## EXERCISE AIM
Each line that contains the word "stats" counts once; give the total for the records below and nothing else.

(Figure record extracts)
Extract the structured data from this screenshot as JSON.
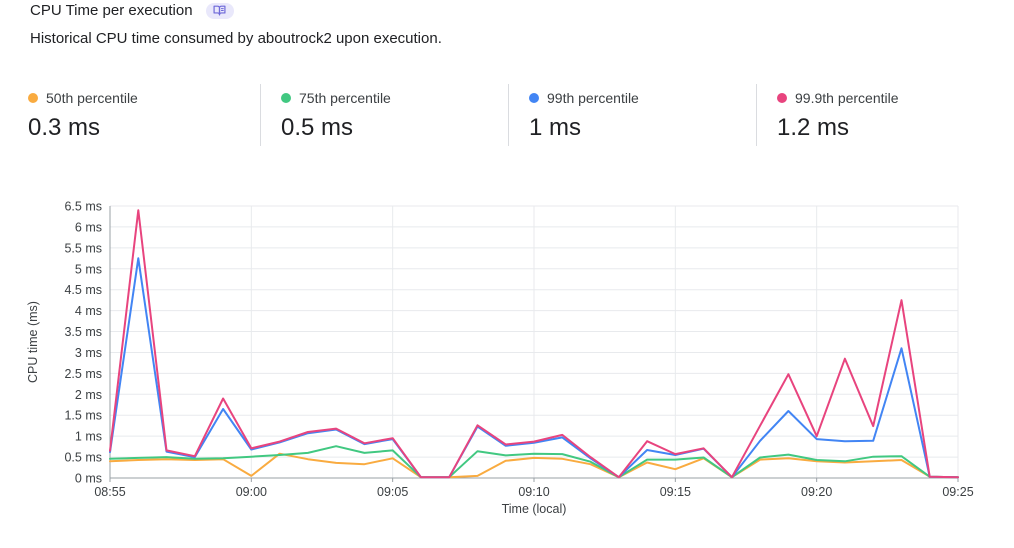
{
  "header": {
    "title": "CPU Time per execution",
    "subtitle": "Historical CPU time consumed by aboutrock2 upon execution.",
    "badge_icon": "open-book",
    "badge_bg": "#e9e8fb",
    "badge_icon_color": "#6e69d8"
  },
  "stats": [
    {
      "label": "50th percentile",
      "value": "0.3 ms",
      "color": "#F9AB40"
    },
    {
      "label": "75th percentile",
      "value": "0.5 ms",
      "color": "#41C881"
    },
    {
      "label": "99th percentile",
      "value": "1 ms",
      "color": "#4285F4"
    },
    {
      "label": "99.9th percentile",
      "value": "1.2 ms",
      "color": "#E8447E"
    }
  ],
  "chart_data": {
    "type": "line",
    "title": "CPU Time per execution",
    "xlabel": "Time (local)",
    "ylabel": "CPU time (ms)",
    "ylim": [
      0,
      6.5
    ],
    "grid": true,
    "legend_position": "stats-row-above",
    "x": [
      "08:55",
      "08:56",
      "08:57",
      "08:58",
      "08:59",
      "09:00",
      "09:01",
      "09:02",
      "09:03",
      "09:04",
      "09:05",
      "09:06",
      "09:07",
      "09:08",
      "09:09",
      "09:10",
      "09:11",
      "09:12",
      "09:13",
      "09:14",
      "09:15",
      "09:16",
      "09:17",
      "09:18",
      "09:19",
      "09:20",
      "09:21",
      "09:22",
      "09:23",
      "09:24",
      "09:25"
    ],
    "x_tick_labels": [
      "08:55",
      "09:00",
      "09:05",
      "09:10",
      "09:15",
      "09:20",
      "09:25"
    ],
    "x_tick_minutes": [
      0,
      5,
      10,
      15,
      20,
      25,
      30
    ],
    "y_tick_labels": [
      "0 ms",
      "0.5 ms",
      "1 ms",
      "1.5 ms",
      "2 ms",
      "2.5 ms",
      "3 ms",
      "3.5 ms",
      "4 ms",
      "4.5 ms",
      "5 ms",
      "5.5 ms",
      "6 ms",
      "6.5 ms"
    ],
    "y_tick_values": [
      0,
      0.5,
      1,
      1.5,
      2,
      2.5,
      3,
      3.5,
      4,
      4.5,
      5,
      5.5,
      6,
      6.5
    ],
    "series": [
      {
        "name": "50th percentile",
        "color": "#F9AB40",
        "values": [
          0.4,
          0.43,
          0.45,
          0.43,
          0.45,
          0.05,
          0.58,
          0.45,
          0.36,
          0.33,
          0.47,
          0.02,
          0.02,
          0.05,
          0.41,
          0.48,
          0.46,
          0.33,
          0.02,
          0.37,
          0.21,
          0.47,
          0.02,
          0.44,
          0.47,
          0.4,
          0.37,
          0.4,
          0.43,
          0.03,
          0.02
        ]
      },
      {
        "name": "75th percentile",
        "color": "#41C881",
        "values": [
          0.46,
          0.48,
          0.5,
          0.46,
          0.47,
          0.51,
          0.55,
          0.6,
          0.76,
          0.6,
          0.66,
          0.02,
          0.02,
          0.64,
          0.54,
          0.58,
          0.57,
          0.39,
          0.02,
          0.44,
          0.44,
          0.49,
          0.02,
          0.49,
          0.56,
          0.43,
          0.4,
          0.51,
          0.52,
          0.03,
          0.02
        ]
      },
      {
        "name": "99th percentile",
        "color": "#4285F4",
        "values": [
          0.62,
          5.25,
          0.63,
          0.5,
          1.65,
          0.68,
          0.85,
          1.07,
          1.16,
          0.81,
          0.93,
          0.02,
          0.02,
          1.23,
          0.77,
          0.84,
          0.97,
          0.47,
          0.02,
          0.67,
          0.55,
          0.7,
          0.02,
          0.89,
          1.6,
          0.93,
          0.88,
          0.89,
          3.1,
          0.03,
          0.02
        ]
      },
      {
        "name": "99.9th percentile",
        "color": "#E8447E",
        "values": [
          0.65,
          6.4,
          0.66,
          0.52,
          1.9,
          0.71,
          0.87,
          1.1,
          1.18,
          0.83,
          0.95,
          0.02,
          0.02,
          1.26,
          0.8,
          0.87,
          1.03,
          0.5,
          0.02,
          0.88,
          0.57,
          0.71,
          0.02,
          1.25,
          2.48,
          1.0,
          2.85,
          1.24,
          4.25,
          0.03,
          0.02
        ]
      }
    ],
    "colors": {
      "gridline": "#e8eaed",
      "axis": "#9aa0a6",
      "tick_text": "#3c4043"
    }
  }
}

## OUTPUT OF THE EXERCISE
2